[EXERCISE DESCRIPTION]
Please set down all the lines beneath this one exactly, without the pictures.

[EXTRACTED INFORMATION]
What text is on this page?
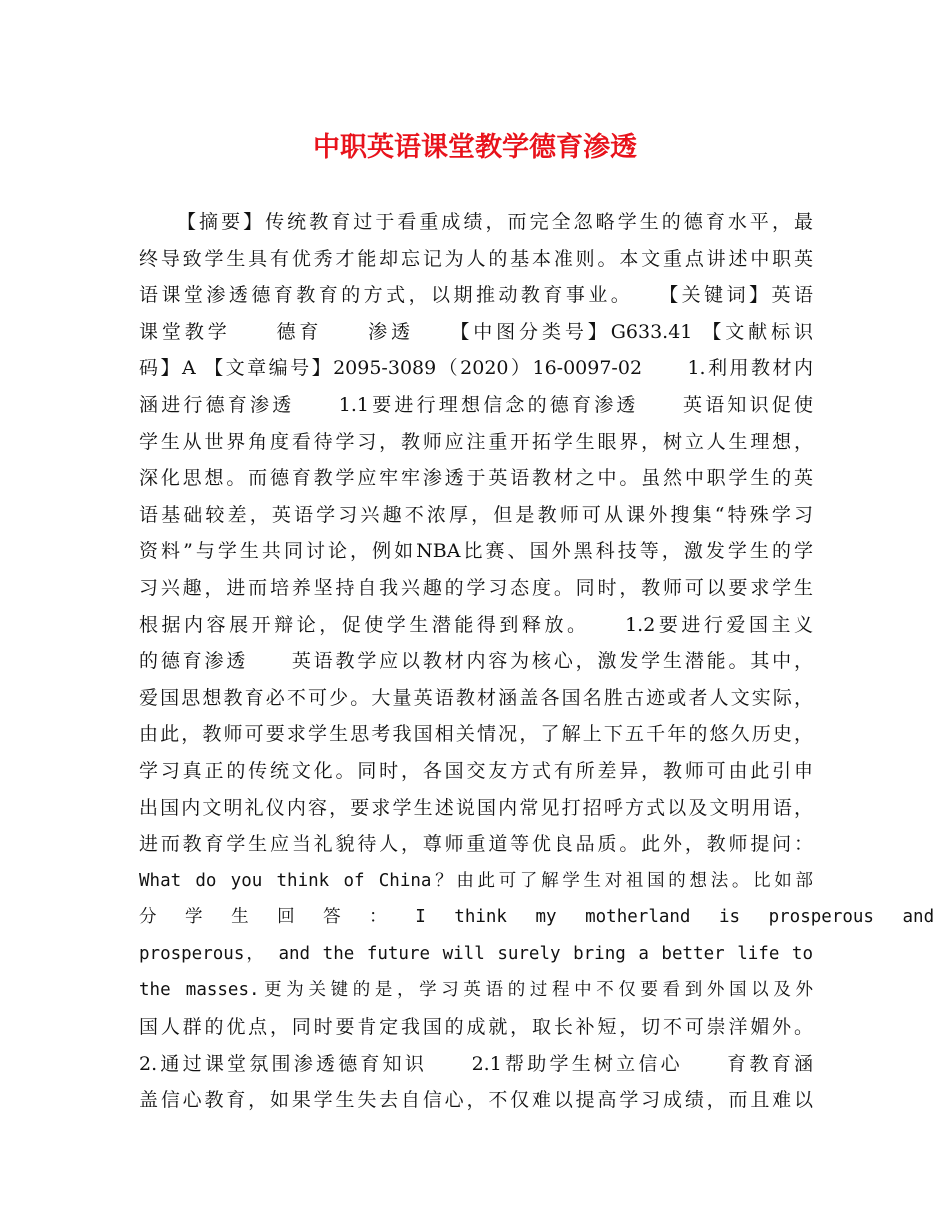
中职英语课堂教学德育渗透
【摘要】传统教育过于看重成绩，而完全忽略学生的德育水平，最
终导致学生具有优秀才能却忘记为人的基本准则。本文重点讲述中职英
语课堂渗透德育教育的方式，以期推动教育事业。　　【关键词】英语
课堂教学　　德育　　渗透　　【中图分类号】G633.41 【文献标识
码】A 【文章编号】2095-3089（2020）16-0097-02　　1.利用教材内
涵进行德育渗透　　1.1要进行理想信念的德育渗透　　英语知识促使
学生从世界角度看待学习，教师应注重开拓学生眼界，树立人生理想，
深化思想。而德育教学应牢牢渗透于英语教材之中。虽然中职学生的英
语基础较差，英语学习兴趣不浓厚，但是教师可从课外搜集“特殊学习
资料”与学生共同讨论，例如NBA比赛、国外黑科技等，激发学生的学
习兴趣，进而培养坚持自我兴趣的学习态度。同时，教师可以要求学生
根据内容展开辩论，促使学生潜能得到释放。　　1.2要进行爱国主义
的德育渗透　　英语教学应以教材内容为核心，激发学生潜能。其中，
爱国思想教育必不可少。大量英语教材涵盖各国名胜古迹或者人文实际，
由此，教师可要求学生思考我国相关情况，了解上下五千年的悠久历史，
学习真正的传统文化。同时，各国交友方式有所差异，教师可由此引申
出国内文明礼仪内容，要求学生述说国内常见打招呼方式以及文明用语，
进而教育学生应当礼貌待人，尊师重道等优良品质。此外，教师提问：
What do you think of China？由此可了解学生对祖国的想法。比如部
分 学 生 回 答 ： I think my motherland is prosperous and
prosperous， and the future will surely bring a better life to
the masses.更为关键的是，学习英语的过程中不仅要看到外国以及外
国人群的优点，同时要肯定我国的成就，取长补短，切不可崇洋媚外。
2.通过课堂氛围渗透德育知识　　2.1帮助学生树立信心　　育教育涵
盖信心教育，如果学生失去自信心，不仅难以提高学习成绩，而且难以
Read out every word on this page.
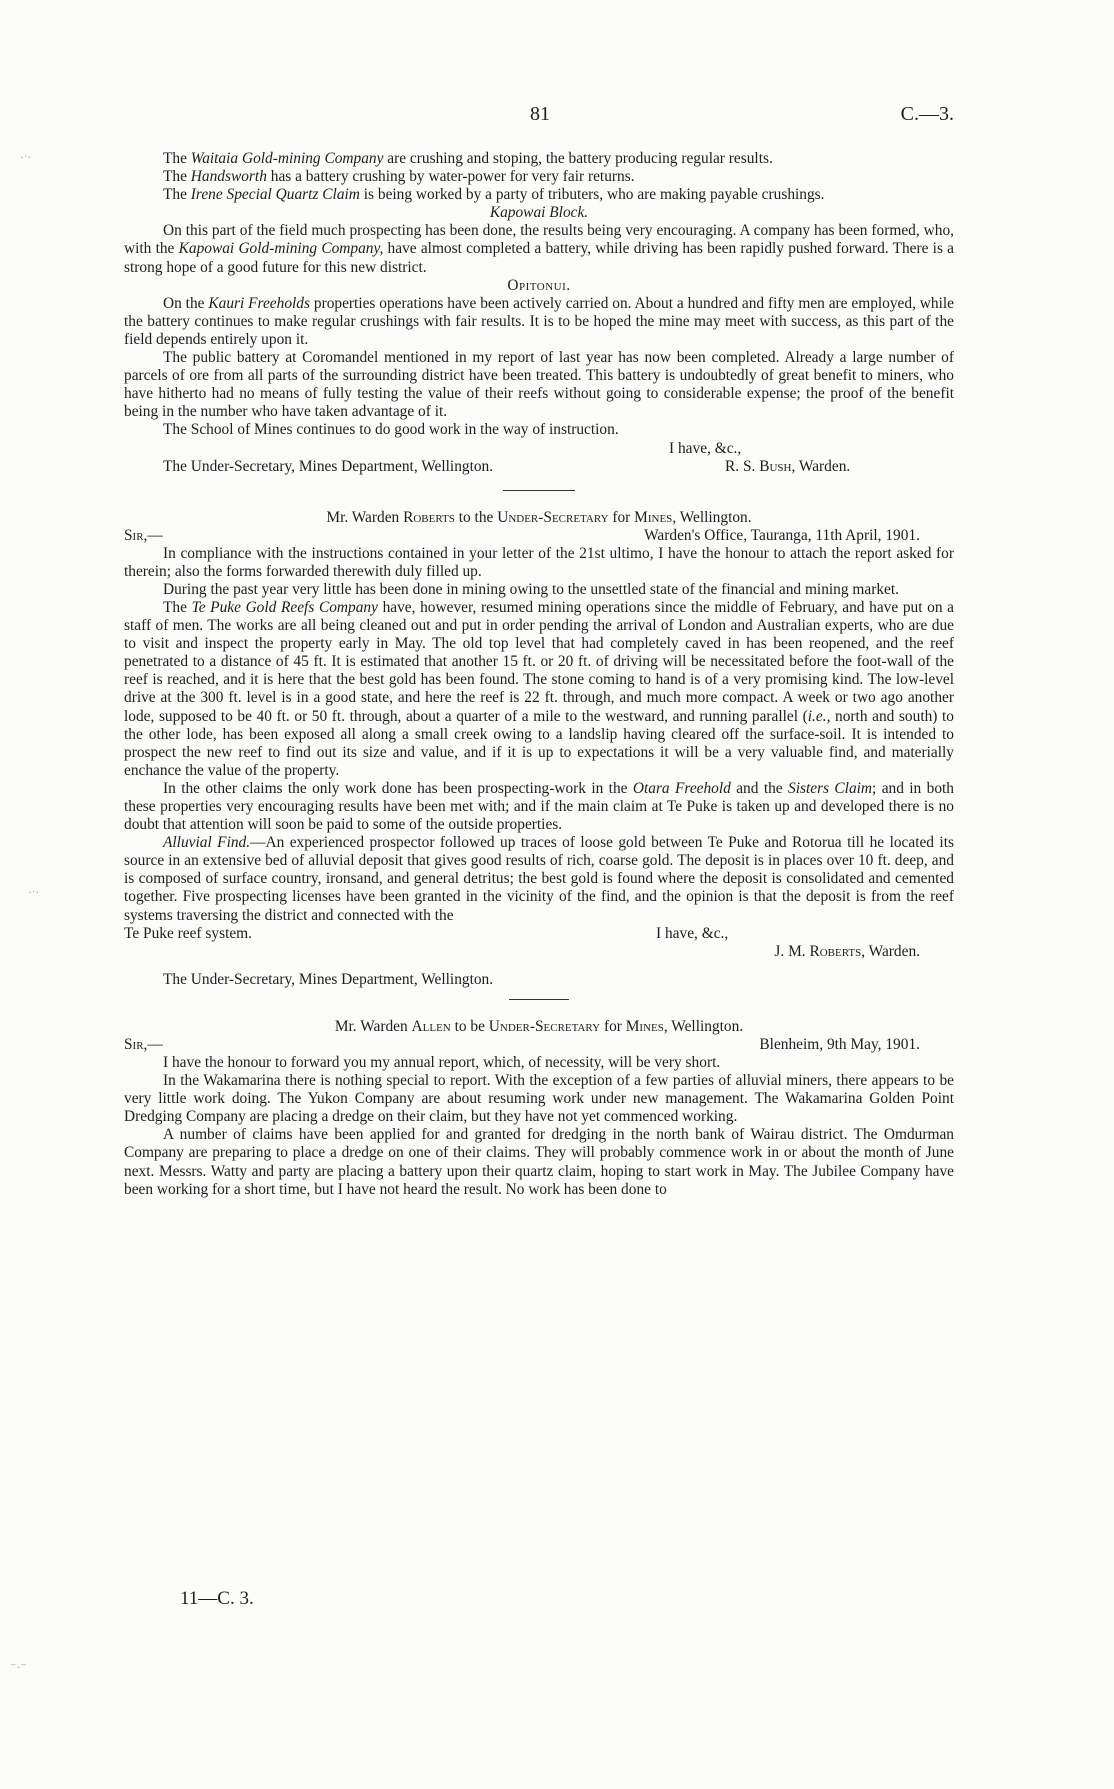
·ˑ·
·ˑ·
⁻·⁻
81	C.—3.

The Waitaia Gold-mining Company are crushing and stoping, the battery producing regular results.

The Handsworth has a battery crushing by water-power for very fair returns.

The Irene Special Quartz Claim is being worked by a party of tributers, who are making payable crushings.

Kapowai Block.

On this part of the field much prospecting has been done, the results being very encouraging. A company has been formed, who, with the Kapowai Gold-mining Company, have almost completed a battery, while driving has been rapidly pushed forward. There is a strong hope of a good future for this new district.

Opitonui.

On the Kauri Freeholds properties operations have been actively carried on. About a hundred and fifty men are employed, while the battery continues to make regular crushings with fair results. It is to be hoped the mine may meet with success, as this part of the field depends entirely upon it.

The public battery at Coromandel mentioned in my report of last year has now been completed. Already a large number of parcels of ore from all parts of the surrounding district have been treated. This battery is undoubtedly of great benefit to miners, who have hitherto had no means of fully testing the value of their reefs without going to considerable expense; the proof of the benefit being in the number who have taken advantage of it.

The School of Mines continues to do good work in the way of instruction.

I have, &c.,

The Under-Secretary, Mines Department, Wellington.	R. S. Bush, Warden.

Mr. Warden Roberts to the Under-Secretary for Mines, Wellington.

Sir,—	Warden's Office, Tauranga, 11th April, 1901.

In compliance with the instructions contained in your letter of the 21st ultimo, I have the honour to attach the report asked for therein; also the forms forwarded therewith duly filled up.

During the past year very little has been done in mining owing to the unsettled state of the financial and mining market.

The Te Puke Gold Reefs Company have, however, resumed mining operations since the middle of February, and have put on a staff of men. The works are all being cleaned out and put in order pending the arrival of London and Australian experts, who are due to visit and inspect the property early in May. The old top level that had completely caved in has been reopened, and the reef penetrated to a distance of 45 ft. It is estimated that another 15 ft. or 20 ft. of driving will be necessitated before the foot-wall of the reef is reached, and it is here that the best gold has been found. The stone coming to hand is of a very promising kind. The low-level drive at the 300 ft. level is in a good state, and here the reef is 22 ft. through, and much more compact. A week or two ago another lode, supposed to be 40 ft. or 50 ft. through, about a quarter of a mile to the westward, and running parallel (i.e., north and south) to the other lode, has been exposed all along a small creek owing to a landslip having cleared off the surface-soil. It is intended to prospect the new reef to find out its size and value, and if it is up to expectations it will be a very valuable find, and materially enchance the value of the property.

In the other claims the only work done has been prospecting-work in the Otara Freehold and the Sisters Claim; and in both these properties very encouraging results have been met with; and if the main claim at Te Puke is taken up and developed there is no doubt that attention will soon be paid to some of the outside properties.

Alluvial Find.—An experienced prospector followed up traces of loose gold between Te Puke and Rotorua till he located its source in an extensive bed of alluvial deposit that gives good results of rich, coarse gold. The deposit is in places over 10 ft. deep, and is composed of surface country, ironsand, and general detritus; the best gold is found where the deposit is consolidated and cemented together. Five prospecting licenses have been granted in the vicinity of the find, and the opinion is that the deposit is from the reef systems traversing the district and connected with the

Te Puke reef system.	I have, &c.,

J. M. Roberts, Warden.

The Under-Secretary, Mines Department, Wellington.

Mr. Warden Allen to be Under-Secretary for Mines, Wellington.

Sir,—	Blenheim, 9th May, 1901.

I have the honour to forward you my annual report, which, of necessity, will be very short.

In the Wakamarina there is nothing special to report. With the exception of a few parties of alluvial miners, there appears to be very little work doing. The Yukon Company are about resuming work under new management. The Wakamarina Golden Point Dredging Company are placing a dredge on their claim, but they have not yet commenced working.

A number of claims have been applied for and granted for dredging in the north bank of Wairau district. The Omdurman Company are preparing to place a dredge on one of their claims. They will probably commence work in or about the month of June next. Messrs. Watty and party are placing a battery upon their quartz claim, hoping to start work in May. The Jubilee Company have been working for a short time, but I have not heard the result. No work has been done to

11—C. 3.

[WRITTEN ANSWER]
What text is on this page?
中职英语课堂教学德育渗透
【摘要】传统教育过于看重成绩，而完全忽略学生的德育水平，最
终导致学生具有优秀才能却忘记为人的基本准则。本文重点讲述中职英
语课堂渗透德育教育的方式，以期推动教育事业。　　【关键词】英语
课堂教学　　德育　　渗透　　【中图分类号】G633.41 【文献标识
码】A 【文章编号】2095-3089（2020）16-0097-02　　1.利用教材内
涵进行德育渗透　　1.1要进行理想信念的德育渗透　　英语知识促使
学生从世界角度看待学习，教师应注重开拓学生眼界，树立人生理想，
深化思想。而德育教学应牢牢渗透于英语教材之中。虽然中职学生的英
语基础较差，英语学习兴趣不浓厚，但是教师可从课外搜集“特殊学习
资料”与学生共同讨论，例如NBA比赛、国外黑科技等，激发学生的学
习兴趣，进而培养坚持自我兴趣的学习态度。同时，教师可以要求学生
根据内容展开辩论，促使学生潜能得到释放。　　1.2要进行爱国主义
的德育渗透　　英语教学应以教材内容为核心，激发学生潜能。其中，
爱国思想教育必不可少。大量英语教材涵盖各国名胜古迹或者人文实际，
由此，教师可要求学生思考我国相关情况，了解上下五千年的悠久历史，
学习真正的传统文化。同时，各国交友方式有所差异，教师可由此引申
出国内文明礼仪内容，要求学生述说国内常见打招呼方式以及文明用语，
进而教育学生应当礼貌待人，尊师重道等优良品质。此外，教师提问：
What do you think of China？由此可了解学生对祖国的想法。比如部
分 学 生 回 答 ： I think my motherland is prosperous and
prosperous， and the future will surely bring a better life to
the masses.更为关键的是，学习英语的过程中不仅要看到外国以及外
国人群的优点，同时要肯定我国的成就，取长补短，切不可崇洋媚外。
2.通过课堂氛围渗透德育知识　　2.1帮助学生树立信心　　育教育涵
盖信心教育，如果学生失去自信心，不仅难以提高学习成绩，而且难以
Read out every word on this page.
·ˑ·
·ˑ·
⁻·⁻
81	C.—3.

The Waitaia Gold-mining Company are crushing and stoping, the battery producing regular results.

The Handsworth has a battery crushing by water-power for very fair returns.

The Irene Special Quartz Claim is being worked by a party of tributers, who are making payable crushings.

Kapowai Block.

On this part of the field much prospecting has been done, the results being very encouraging. A company has been formed, who, with the Kapowai Gold-mining Company, have almost completed a battery, while driving has been rapidly pushed forward. There is a strong hope of a good future for this new district.

Opitonui.

On the Kauri Freeholds properties operations have been actively carried on. About a hundred and fifty men are employed, while the battery continues to make regular crushings with fair results. It is to be hoped the mine may meet with success, as this part of the field depends entirely upon it.

The public battery at Coromandel mentioned in my report of last year has now been completed. Already a large number of parcels of ore from all parts of the surrounding district have been treated. This battery is undoubtedly of great benefit to miners, who have hitherto had no means of fully testing the value of their reefs without going to considerable expense; the proof of the benefit being in the number who have taken advantage of it.

The School of Mines continues to do good work in the way of instruction.

I have, &c.,

The Under-Secretary, Mines Department, Wellington.	R. S. Bush, Warden.

Mr. Warden Roberts to the Under-Secretary for Mines, Wellington.

Sir,—	Warden's Office, Tauranga, 11th April, 1901.

In compliance with the instructions contained in your letter of the 21st ultimo, I have the honour to attach the report asked for therein; also the forms forwarded therewith duly filled up.

During the past year very little has been done in mining owing to the unsettled state of the financial and mining market.

The Te Puke Gold Reefs Company have, however, resumed mining operations since the middle of February, and have put on a staff of men. The works are all being cleaned out and put in order pending the arrival of London and Australian experts, who are due to visit and inspect the property early in May. The old top level that had completely caved in has been reopened, and the reef penetrated to a distance of 45 ft. It is estimated that another 15 ft. or 20 ft. of driving will be necessitated before the foot-wall of the reef is reached, and it is here that the best gold has been found. The stone coming to hand is of a very promising kind. The low-level drive at the 300 ft. level is in a good state, and here the reef is 22 ft. through, and much more compact. A week or two ago another lode, supposed to be 40 ft. or 50 ft. through, about a quarter of a mile to the westward, and running parallel (i.e., north and south) to the other lode, has been exposed all along a small creek owing to a landslip having cleared off the surface-soil. It is intended to prospect the new reef to find out its size and value, and if it is up to expectations it will be a very valuable find, and materially enchance the value of the property.

In the other claims the only work done has been prospecting-work in the Otara Freehold and the Sisters Claim; and in both these properties very encouraging results have been met with; and if the main claim at Te Puke is taken up and developed there is no doubt that attention will soon be paid to some of the outside properties.

Alluvial Find.—An experienced prospector followed up traces of loose gold between Te Puke and Rotorua till he located its source in an extensive bed of alluvial deposit that gives good results of rich, coarse gold. The deposit is in places over 10 ft. deep, and is composed of surface country, ironsand, and general detritus; the best gold is found where the deposit is consolidated and cemented together. Five prospecting licenses have been granted in the vicinity of the find, and the opinion is that the deposit is from the reef systems traversing the district and connected with the

Te Puke reef system.	I have, &c.,

J. M. Roberts, Warden.

The Under-Secretary, Mines Department, Wellington.

Mr. Warden Allen to be Under-Secretary for Mines, Wellington.

Sir,—	Blenheim, 9th May, 1901.

I have the honour to forward you my annual report, which, of necessity, will be very short.

In the Wakamarina there is nothing special to report. With the exception of a few parties of alluvial miners, there appears to be very little work doing. The Yukon Company are about resuming work under new management. The Wakamarina Golden Point Dredging Company are placing a dredge on their claim, but they have not yet commenced working.

A number of claims have been applied for and granted for dredging in the north bank of Wairau district. The Omdurman Company are preparing to place a dredge on one of their claims. They will probably commence work in or about the month of June next. Messrs. Watty and party are placing a battery upon their quartz claim, hoping to start work in May. The Jubilee Company have been working for a short time, but I have not heard the result. No work has been done to

11—C. 3.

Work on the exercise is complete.